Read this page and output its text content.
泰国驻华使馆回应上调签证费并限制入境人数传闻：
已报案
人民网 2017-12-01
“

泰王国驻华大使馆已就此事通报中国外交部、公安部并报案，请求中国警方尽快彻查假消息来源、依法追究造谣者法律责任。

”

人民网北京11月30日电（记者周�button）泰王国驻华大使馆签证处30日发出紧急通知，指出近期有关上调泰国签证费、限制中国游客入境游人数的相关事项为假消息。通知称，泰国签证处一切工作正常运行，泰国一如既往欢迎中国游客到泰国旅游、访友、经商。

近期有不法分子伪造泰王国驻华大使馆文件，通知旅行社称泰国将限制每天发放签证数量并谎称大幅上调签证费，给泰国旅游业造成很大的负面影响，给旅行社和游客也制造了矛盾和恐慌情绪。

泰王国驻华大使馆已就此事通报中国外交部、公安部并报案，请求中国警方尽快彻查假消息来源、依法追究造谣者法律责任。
━━━━━━━━━━
**Written exercise:** Transcribe the entire listing above precisely.

**Result of this exercise:**
Read this page and output its text content.
泰国驻华使馆回应上调签证费并限制入境人数传闻：
已报案
人民网 2017-12-01
“

泰王国驻华大使馆已就此事通报中国外交部、公安部并报案，请求中国警方尽快彻查假消息来源、依法追究造谣者法律责任。

”

人民网北京11月30日电（记者周�button）泰王国驻华大使馆签证处30日发出紧急通知，指出近期有关上调泰国签证费、限制中国游客入境游人数的相关事项为假消息。通知称，泰国签证处一切工作正常运行，泰国一如既往欢迎中国游客到泰国旅游、访友、经商。

近期有不法分子伪造泰王国驻华大使馆文件，通知旅行社称泰国将限制每天发放签证数量并谎称大幅上调签证费，给泰国旅游业造成很大的负面影响，给旅行社和游客也制造了矛盾和恐慌情绪。

泰王国驻华大使馆已就此事通报中国外交部、公安部并报案，请求中国警方尽快彻查假消息来源、依法追究造谣者法律责任。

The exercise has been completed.